**Provided data:**

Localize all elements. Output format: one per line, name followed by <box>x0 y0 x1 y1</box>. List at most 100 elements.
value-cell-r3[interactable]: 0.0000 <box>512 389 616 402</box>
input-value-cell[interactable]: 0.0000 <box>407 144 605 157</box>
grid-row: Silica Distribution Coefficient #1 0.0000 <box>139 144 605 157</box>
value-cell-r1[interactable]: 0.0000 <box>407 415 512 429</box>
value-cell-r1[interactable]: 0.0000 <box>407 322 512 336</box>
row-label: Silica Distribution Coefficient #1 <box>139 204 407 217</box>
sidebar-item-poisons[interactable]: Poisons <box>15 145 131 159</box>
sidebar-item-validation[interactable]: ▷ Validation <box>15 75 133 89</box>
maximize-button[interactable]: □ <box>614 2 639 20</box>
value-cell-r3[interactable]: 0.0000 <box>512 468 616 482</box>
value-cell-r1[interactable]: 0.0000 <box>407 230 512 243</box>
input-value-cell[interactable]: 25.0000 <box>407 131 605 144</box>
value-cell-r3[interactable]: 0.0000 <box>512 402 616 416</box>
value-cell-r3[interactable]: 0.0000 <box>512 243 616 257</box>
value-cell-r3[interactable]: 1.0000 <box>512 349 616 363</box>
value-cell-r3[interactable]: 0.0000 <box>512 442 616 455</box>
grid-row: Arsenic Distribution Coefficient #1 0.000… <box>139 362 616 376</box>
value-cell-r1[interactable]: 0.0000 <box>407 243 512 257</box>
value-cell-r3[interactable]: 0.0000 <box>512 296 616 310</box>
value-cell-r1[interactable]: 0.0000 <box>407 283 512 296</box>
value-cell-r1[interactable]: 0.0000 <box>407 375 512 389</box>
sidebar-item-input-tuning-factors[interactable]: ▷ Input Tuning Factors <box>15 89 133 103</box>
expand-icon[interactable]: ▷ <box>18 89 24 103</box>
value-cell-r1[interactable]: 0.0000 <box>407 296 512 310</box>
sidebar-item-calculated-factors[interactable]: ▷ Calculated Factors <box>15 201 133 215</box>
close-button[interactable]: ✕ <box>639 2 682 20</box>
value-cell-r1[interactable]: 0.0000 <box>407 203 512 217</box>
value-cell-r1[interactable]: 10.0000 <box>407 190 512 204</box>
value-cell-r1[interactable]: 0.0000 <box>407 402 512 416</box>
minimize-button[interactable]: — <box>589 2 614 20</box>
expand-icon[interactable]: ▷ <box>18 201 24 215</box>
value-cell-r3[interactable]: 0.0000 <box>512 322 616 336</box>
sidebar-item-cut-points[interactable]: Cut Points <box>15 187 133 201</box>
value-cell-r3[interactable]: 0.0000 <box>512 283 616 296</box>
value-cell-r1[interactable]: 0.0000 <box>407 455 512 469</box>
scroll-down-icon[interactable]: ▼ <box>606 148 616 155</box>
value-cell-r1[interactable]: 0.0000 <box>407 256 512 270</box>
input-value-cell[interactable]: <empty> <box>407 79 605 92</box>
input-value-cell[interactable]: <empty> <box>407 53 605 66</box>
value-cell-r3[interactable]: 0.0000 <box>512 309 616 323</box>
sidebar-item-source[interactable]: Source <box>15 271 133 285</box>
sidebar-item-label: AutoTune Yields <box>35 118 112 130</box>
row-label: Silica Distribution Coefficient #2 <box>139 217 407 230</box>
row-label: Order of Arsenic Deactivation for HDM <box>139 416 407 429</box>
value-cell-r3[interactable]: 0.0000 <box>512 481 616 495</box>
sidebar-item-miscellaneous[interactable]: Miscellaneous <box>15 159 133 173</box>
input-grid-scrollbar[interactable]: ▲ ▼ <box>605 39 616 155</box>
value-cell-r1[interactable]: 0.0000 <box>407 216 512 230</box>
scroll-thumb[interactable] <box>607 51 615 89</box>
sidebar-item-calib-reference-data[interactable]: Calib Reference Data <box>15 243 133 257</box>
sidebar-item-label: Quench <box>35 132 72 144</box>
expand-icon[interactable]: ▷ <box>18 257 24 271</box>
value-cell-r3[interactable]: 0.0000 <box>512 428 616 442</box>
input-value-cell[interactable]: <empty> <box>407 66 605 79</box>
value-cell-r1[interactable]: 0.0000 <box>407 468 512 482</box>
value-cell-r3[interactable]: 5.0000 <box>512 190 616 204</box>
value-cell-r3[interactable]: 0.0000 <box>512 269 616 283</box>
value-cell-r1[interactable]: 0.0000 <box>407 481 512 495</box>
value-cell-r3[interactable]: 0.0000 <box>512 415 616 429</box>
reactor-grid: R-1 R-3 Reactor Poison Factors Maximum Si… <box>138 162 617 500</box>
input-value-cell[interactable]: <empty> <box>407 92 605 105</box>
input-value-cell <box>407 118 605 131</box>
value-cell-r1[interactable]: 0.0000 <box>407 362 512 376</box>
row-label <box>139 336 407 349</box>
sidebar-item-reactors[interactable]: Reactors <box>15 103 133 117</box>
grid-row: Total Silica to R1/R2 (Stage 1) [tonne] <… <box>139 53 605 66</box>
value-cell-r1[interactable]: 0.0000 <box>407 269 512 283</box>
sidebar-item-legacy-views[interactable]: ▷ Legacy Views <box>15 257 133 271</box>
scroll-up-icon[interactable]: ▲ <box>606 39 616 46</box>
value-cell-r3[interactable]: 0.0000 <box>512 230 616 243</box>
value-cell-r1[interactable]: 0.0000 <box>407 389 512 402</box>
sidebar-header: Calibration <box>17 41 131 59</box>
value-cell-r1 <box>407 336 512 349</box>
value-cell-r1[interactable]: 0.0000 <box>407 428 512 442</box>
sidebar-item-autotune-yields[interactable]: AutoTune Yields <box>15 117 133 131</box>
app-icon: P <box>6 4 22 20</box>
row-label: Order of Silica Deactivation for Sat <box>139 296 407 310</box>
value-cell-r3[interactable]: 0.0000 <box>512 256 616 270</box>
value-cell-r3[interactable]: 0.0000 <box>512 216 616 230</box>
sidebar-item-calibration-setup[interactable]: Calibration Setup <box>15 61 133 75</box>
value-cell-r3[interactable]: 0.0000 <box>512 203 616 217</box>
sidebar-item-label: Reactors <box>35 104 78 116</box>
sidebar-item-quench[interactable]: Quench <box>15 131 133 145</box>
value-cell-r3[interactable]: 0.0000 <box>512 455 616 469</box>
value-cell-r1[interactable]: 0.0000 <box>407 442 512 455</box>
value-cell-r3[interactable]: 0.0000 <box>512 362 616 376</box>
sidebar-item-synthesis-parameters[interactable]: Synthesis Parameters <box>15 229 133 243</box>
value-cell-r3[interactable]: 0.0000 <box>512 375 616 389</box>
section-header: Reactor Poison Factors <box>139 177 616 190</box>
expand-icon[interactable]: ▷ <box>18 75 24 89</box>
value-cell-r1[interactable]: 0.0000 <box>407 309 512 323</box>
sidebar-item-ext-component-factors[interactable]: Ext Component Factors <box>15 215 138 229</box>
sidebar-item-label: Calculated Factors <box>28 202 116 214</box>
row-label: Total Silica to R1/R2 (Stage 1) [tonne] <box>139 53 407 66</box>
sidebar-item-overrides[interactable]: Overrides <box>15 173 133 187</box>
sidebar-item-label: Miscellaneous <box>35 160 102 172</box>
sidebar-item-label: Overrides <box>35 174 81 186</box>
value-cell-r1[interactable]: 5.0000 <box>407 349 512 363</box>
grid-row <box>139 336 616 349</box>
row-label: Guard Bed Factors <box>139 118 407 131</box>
* * *
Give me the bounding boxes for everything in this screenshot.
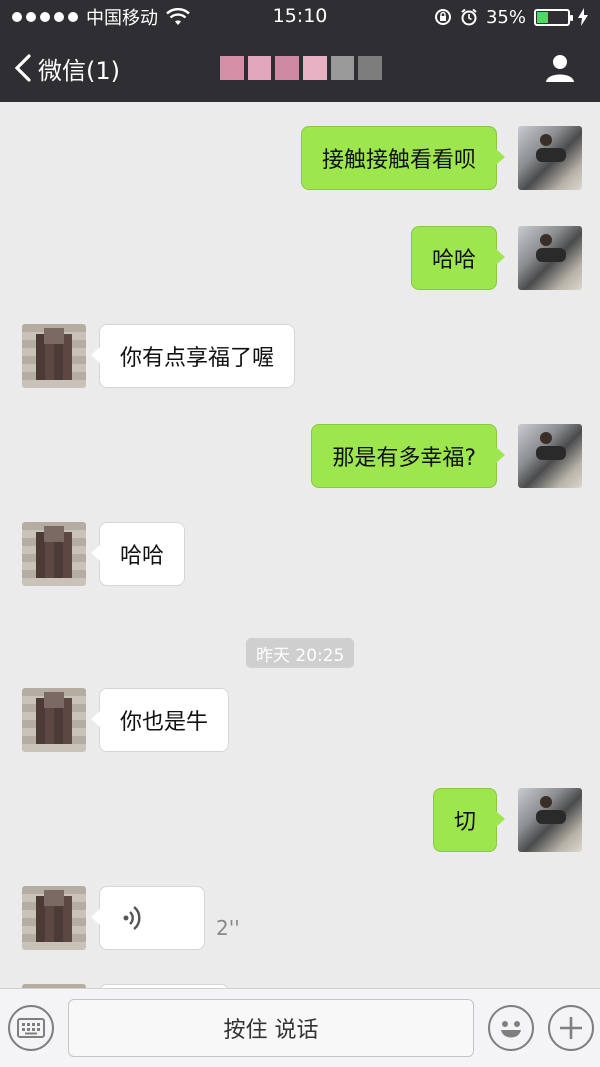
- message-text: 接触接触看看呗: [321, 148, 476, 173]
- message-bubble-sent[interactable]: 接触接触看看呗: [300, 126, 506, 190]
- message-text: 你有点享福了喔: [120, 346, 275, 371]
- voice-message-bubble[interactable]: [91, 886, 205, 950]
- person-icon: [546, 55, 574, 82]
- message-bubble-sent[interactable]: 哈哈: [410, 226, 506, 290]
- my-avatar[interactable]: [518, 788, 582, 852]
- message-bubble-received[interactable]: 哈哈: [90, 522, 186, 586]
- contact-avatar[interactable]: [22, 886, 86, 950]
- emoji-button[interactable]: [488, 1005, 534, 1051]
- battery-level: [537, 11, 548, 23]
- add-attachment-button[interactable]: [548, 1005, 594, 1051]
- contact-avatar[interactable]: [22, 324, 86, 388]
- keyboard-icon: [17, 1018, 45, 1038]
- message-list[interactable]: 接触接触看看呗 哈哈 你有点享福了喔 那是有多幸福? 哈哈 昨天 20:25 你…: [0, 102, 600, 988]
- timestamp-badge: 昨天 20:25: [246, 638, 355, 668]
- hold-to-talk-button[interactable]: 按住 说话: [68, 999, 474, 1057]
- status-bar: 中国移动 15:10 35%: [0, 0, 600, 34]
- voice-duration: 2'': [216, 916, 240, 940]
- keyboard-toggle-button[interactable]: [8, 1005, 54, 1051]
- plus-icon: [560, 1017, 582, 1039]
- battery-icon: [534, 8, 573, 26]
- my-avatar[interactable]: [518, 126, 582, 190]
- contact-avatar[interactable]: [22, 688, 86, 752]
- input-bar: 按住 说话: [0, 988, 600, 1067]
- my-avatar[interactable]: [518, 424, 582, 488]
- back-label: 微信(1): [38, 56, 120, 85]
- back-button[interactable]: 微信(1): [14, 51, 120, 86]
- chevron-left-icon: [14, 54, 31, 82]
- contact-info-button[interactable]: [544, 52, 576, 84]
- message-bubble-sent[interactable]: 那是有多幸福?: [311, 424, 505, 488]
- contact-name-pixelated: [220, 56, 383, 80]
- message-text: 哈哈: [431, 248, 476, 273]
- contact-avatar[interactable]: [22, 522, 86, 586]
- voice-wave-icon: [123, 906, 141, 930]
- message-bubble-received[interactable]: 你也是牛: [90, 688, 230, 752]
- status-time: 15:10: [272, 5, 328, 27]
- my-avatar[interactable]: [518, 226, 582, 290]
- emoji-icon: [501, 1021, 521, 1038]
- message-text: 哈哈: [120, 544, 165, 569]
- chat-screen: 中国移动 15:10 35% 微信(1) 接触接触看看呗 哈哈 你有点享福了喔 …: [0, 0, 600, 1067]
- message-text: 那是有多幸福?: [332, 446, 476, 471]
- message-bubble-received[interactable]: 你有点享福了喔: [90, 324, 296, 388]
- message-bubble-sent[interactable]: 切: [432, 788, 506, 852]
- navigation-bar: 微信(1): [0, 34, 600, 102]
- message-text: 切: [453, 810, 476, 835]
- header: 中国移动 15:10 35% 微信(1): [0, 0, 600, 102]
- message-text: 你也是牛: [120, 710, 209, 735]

**The exercise:**
Output the lines of the listing from the one containing "Localize all elements." through the one containing "value-cell-r3[interactable]: 0.0000 <box>512 243", inclusive, reproducing them unchanged.

**Response to this task:**
Localize all elements. Output format: one per line, name followed by <box>x0 y0 x1 y1</box>. List at most 100 elements.
value-cell-r3[interactable]: 0.0000 <box>512 389 616 402</box>
input-value-cell[interactable]: 0.0000 <box>407 144 605 157</box>
grid-row: Silica Distribution Coefficient #1 0.0000 <box>139 144 605 157</box>
value-cell-r1[interactable]: 0.0000 <box>407 415 512 429</box>
value-cell-r1[interactable]: 0.0000 <box>407 322 512 336</box>
row-label: Silica Distribution Coefficient #1 <box>139 204 407 217</box>
sidebar-item-poisons[interactable]: Poisons <box>15 145 131 159</box>
sidebar-item-validation[interactable]: ▷ Validation <box>15 75 133 89</box>
maximize-button[interactable]: □ <box>614 2 639 20</box>
value-cell-r3[interactable]: 0.0000 <box>512 468 616 482</box>
value-cell-r1[interactable]: 0.0000 <box>407 230 512 243</box>
input-value-cell[interactable]: 25.0000 <box>407 131 605 144</box>
value-cell-r3[interactable]: 0.0000 <box>512 402 616 416</box>
value-cell-r3[interactable]: 0.0000 <box>512 243 616 257</box>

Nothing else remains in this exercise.